[The exercise] Report all lines from the entries below in which "JSON" appears.

(Stored items from a collection)
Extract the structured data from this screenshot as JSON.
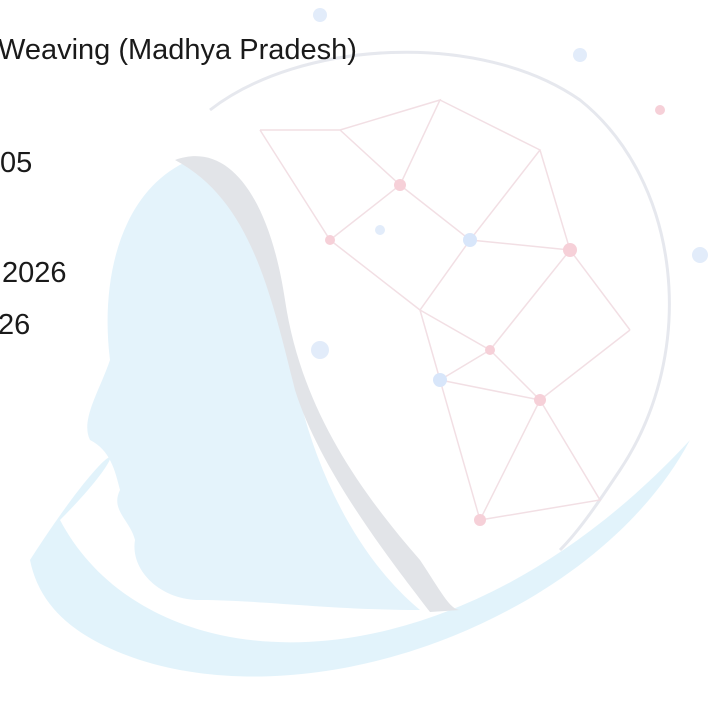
{
  "lines": [
    "Weaving (Madhya Pradesh)",
    "05",
    "2026",
    "26"
  ]
}
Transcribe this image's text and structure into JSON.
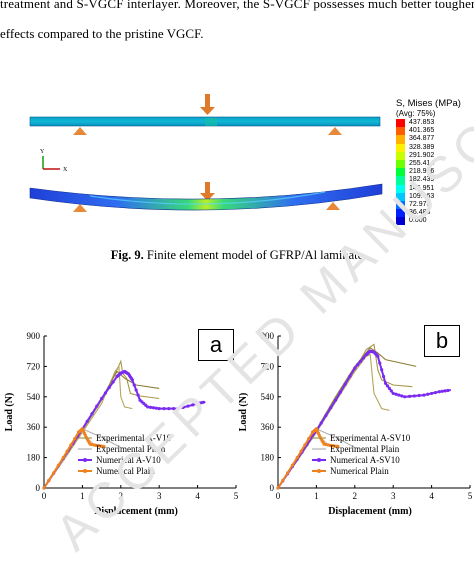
{
  "paragraph": {
    "line1": "treatment and S-VGCF interlayer. Moreover, the S-VGCF possesses much better toughening",
    "line2": "effects compared to the pristine VGCF."
  },
  "fe_model": {
    "legend_title": "S, Mises (MPa)",
    "legend_subtitle": "(Avg: 75%)",
    "legend_values": [
      "437.853",
      "401.365",
      "364.877",
      "328.389",
      "291.902",
      "255.414",
      "218.926",
      "182.439",
      "145.951",
      "109.463",
      "72.975",
      "36.488",
      "0.000"
    ],
    "legend_colors": [
      "#ff0000",
      "#ff5e00",
      "#ffb200",
      "#fff000",
      "#c8ff00",
      "#6eff00",
      "#00ff3a",
      "#00ff9a",
      "#00fff0",
      "#00c8ff",
      "#0070ff",
      "#0020ff",
      "#0000d0"
    ],
    "triad_y": "Y",
    "triad_x": "X"
  },
  "caption": {
    "label": "Fig. 9.",
    "text": " Finite element model of GFRP/Al laminate"
  },
  "watermark": {
    "text": "ACCEPTED MANUSCRIPT"
  },
  "chart_data": [
    {
      "panel": "a",
      "type": "line",
      "xlabel": "Displacement (mm)",
      "ylabel": "Load (N)",
      "xlim": [
        0,
        5
      ],
      "ylim": [
        0,
        900
      ],
      "xticks": [
        0,
        1,
        2,
        3,
        4,
        5
      ],
      "yticks": [
        0,
        180,
        360,
        540,
        720,
        900
      ],
      "legend": [
        "Experimental A-V10",
        "Experimental Plain",
        "Numerical A-V10",
        "Numerical Plain"
      ],
      "legend_position": "bottom-right",
      "series": [
        {
          "name": "Experimental A-V10",
          "color": "#a69845",
          "points": [
            [
              0,
              0
            ],
            [
              0.5,
              170
            ],
            [
              1.0,
              340
            ],
            [
              1.5,
              520
            ],
            [
              1.9,
              700
            ],
            [
              2.0,
              750
            ],
            [
              2.05,
              680
            ],
            [
              2.15,
              650
            ],
            [
              2.25,
              560
            ],
            [
              2.5,
              545
            ],
            [
              3.0,
              530
            ]
          ]
        },
        {
          "name": "Experimental A-V10",
          "color": "#b5a65a",
          "points": [
            [
              0,
              0
            ],
            [
              0.5,
              160
            ],
            [
              1.0,
              330
            ],
            [
              1.5,
              500
            ],
            [
              1.85,
              690
            ],
            [
              1.95,
              720
            ],
            [
              2.0,
              540
            ],
            [
              2.1,
              480
            ],
            [
              2.3,
              470
            ]
          ]
        },
        {
          "name": "Experimental A-V10",
          "color": "#8c7d35",
          "points": [
            [
              0,
              0
            ],
            [
              0.5,
              175
            ],
            [
              1.0,
              345
            ],
            [
              1.5,
              530
            ],
            [
              1.9,
              690
            ],
            [
              2.1,
              650
            ],
            [
              2.4,
              610
            ],
            [
              3.0,
              590
            ]
          ]
        },
        {
          "name": "Experimental Plain",
          "color": "#b0b0b0",
          "points": [
            [
              0,
              0
            ],
            [
              0.5,
              180
            ],
            [
              1.0,
              350
            ],
            [
              1.2,
              330
            ],
            [
              1.5,
              300
            ],
            [
              2.0,
              240
            ]
          ]
        },
        {
          "name": "Experimental Plain",
          "color": "#c8c8c8",
          "points": [
            [
              0,
              0
            ],
            [
              0.5,
              165
            ],
            [
              0.95,
              340
            ],
            [
              1.1,
              300
            ],
            [
              1.3,
              260
            ],
            [
              1.6,
              250
            ]
          ]
        },
        {
          "name": "Numerical A-V10",
          "color": "#7b2bf0",
          "marker": true,
          "points": [
            [
              0,
              0
            ],
            [
              0.5,
              175
            ],
            [
              1.0,
              350
            ],
            [
              1.5,
              530
            ],
            [
              1.9,
              660
            ],
            [
              2.0,
              680
            ],
            [
              2.1,
              690
            ],
            [
              2.2,
              675
            ],
            [
              2.3,
              640
            ],
            [
              2.5,
              520
            ],
            [
              2.7,
              480
            ],
            [
              3.0,
              470
            ],
            [
              3.5,
              470
            ],
            [
              4.0,
              500
            ],
            [
              4.2,
              510
            ]
          ]
        },
        {
          "name": "Numerical Plain",
          "color": "#f0821e",
          "marker": true,
          "points": [
            [
              0,
              0
            ],
            [
              0.5,
              180
            ],
            [
              0.9,
              330
            ],
            [
              1.0,
              350
            ],
            [
              1.1,
              300
            ],
            [
              1.2,
              260
            ],
            [
              1.4,
              250
            ],
            [
              1.6,
              245
            ]
          ]
        }
      ]
    },
    {
      "panel": "b",
      "type": "line",
      "xlabel": "Displacement (mm)",
      "ylabel": "Load (N)",
      "xlim": [
        0,
        5
      ],
      "ylim": [
        0,
        900
      ],
      "xticks": [
        0,
        1,
        2,
        3,
        4,
        5
      ],
      "yticks": [
        0,
        180,
        360,
        540,
        720,
        900
      ],
      "legend": [
        "Experimental A-SV10",
        "Experimental Plain",
        "Numerical A-SV10",
        "Numerical Plain"
      ],
      "legend_position": "bottom-right",
      "series": [
        {
          "name": "Experimental A-SV10",
          "color": "#a69845",
          "points": [
            [
              0,
              0
            ],
            [
              0.5,
              170
            ],
            [
              1.0,
              340
            ],
            [
              1.5,
              530
            ],
            [
              2.0,
              700
            ],
            [
              2.3,
              820
            ],
            [
              2.5,
              850
            ],
            [
              2.6,
              700
            ],
            [
              2.7,
              640
            ],
            [
              3.0,
              610
            ],
            [
              3.5,
              600
            ]
          ]
        },
        {
          "name": "Experimental A-SV10",
          "color": "#b5a65a",
          "points": [
            [
              0,
              0
            ],
            [
              0.5,
              160
            ],
            [
              1.0,
              330
            ],
            [
              1.5,
              510
            ],
            [
              2.0,
              690
            ],
            [
              2.3,
              780
            ],
            [
              2.4,
              790
            ],
            [
              2.5,
              560
            ],
            [
              2.7,
              470
            ],
            [
              2.9,
              460
            ]
          ]
        },
        {
          "name": "Experimental A-SV10",
          "color": "#8c7d35",
          "points": [
            [
              0,
              0
            ],
            [
              0.5,
              175
            ],
            [
              1.0,
              345
            ],
            [
              1.5,
              540
            ],
            [
              2.0,
              720
            ],
            [
              2.4,
              830
            ],
            [
              2.6,
              800
            ],
            [
              2.8,
              760
            ],
            [
              3.2,
              740
            ],
            [
              3.6,
              720
            ]
          ]
        },
        {
          "name": "Experimental Plain",
          "color": "#b0b0b0",
          "points": [
            [
              0,
              0
            ],
            [
              0.5,
              180
            ],
            [
              1.0,
              350
            ],
            [
              1.2,
              330
            ],
            [
              1.5,
              300
            ],
            [
              2.0,
              240
            ]
          ]
        },
        {
          "name": "Experimental Plain",
          "color": "#c8c8c8",
          "points": [
            [
              0,
              0
            ],
            [
              0.5,
              165
            ],
            [
              0.95,
              340
            ],
            [
              1.1,
              300
            ],
            [
              1.3,
              260
            ],
            [
              1.6,
              250
            ]
          ]
        },
        {
          "name": "Numerical A-SV10",
          "color": "#7b2bf0",
          "marker": true,
          "points": [
            [
              0,
              0
            ],
            [
              0.5,
              170
            ],
            [
              1.0,
              340
            ],
            [
              1.5,
              520
            ],
            [
              2.0,
              710
            ],
            [
              2.3,
              790
            ],
            [
              2.4,
              810
            ],
            [
              2.5,
              805
            ],
            [
              2.6,
              780
            ],
            [
              2.8,
              620
            ],
            [
              3.0,
              560
            ],
            [
              3.3,
              540
            ],
            [
              3.8,
              550
            ],
            [
              4.2,
              570
            ],
            [
              4.5,
              580
            ]
          ]
        },
        {
          "name": "Numerical Plain",
          "color": "#f0821e",
          "marker": true,
          "points": [
            [
              0,
              0
            ],
            [
              0.5,
              180
            ],
            [
              0.9,
              330
            ],
            [
              1.0,
              350
            ],
            [
              1.1,
              300
            ],
            [
              1.2,
              260
            ],
            [
              1.4,
              250
            ],
            [
              1.6,
              245
            ]
          ]
        }
      ]
    }
  ]
}
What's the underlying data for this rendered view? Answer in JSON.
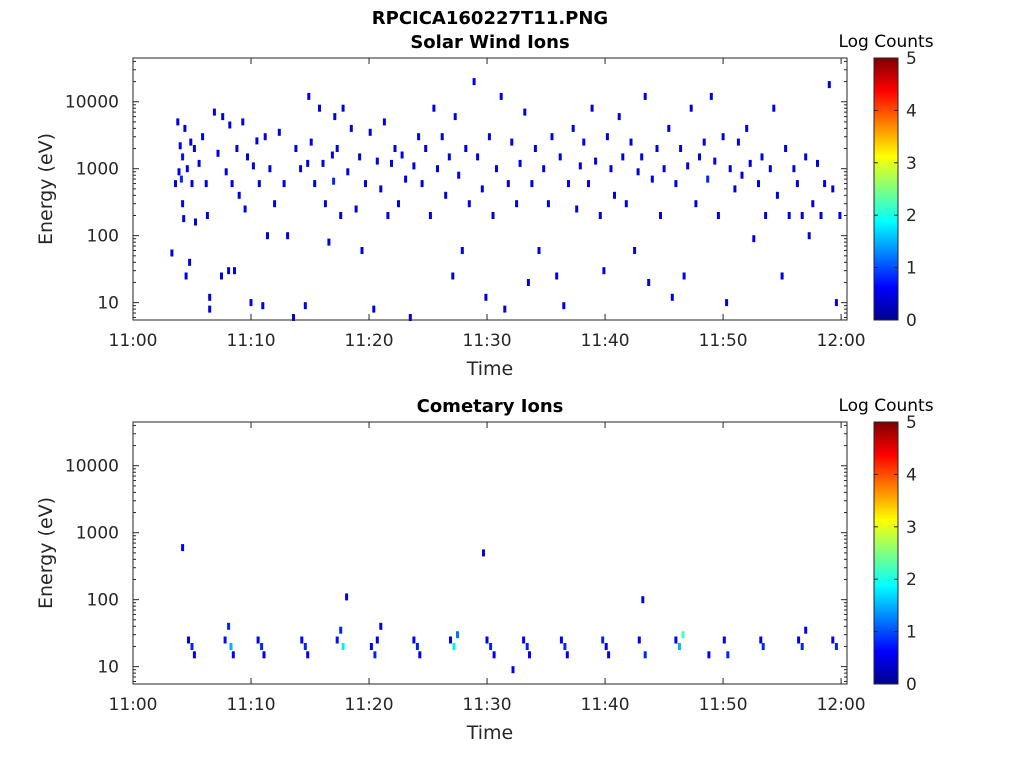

[Solution to the exercise]
Extract the structured data from this screenshot as JSON.
Transcribe this image's text and structure into JSON.
What's the underlying data for this rendered view? Answer in JSON.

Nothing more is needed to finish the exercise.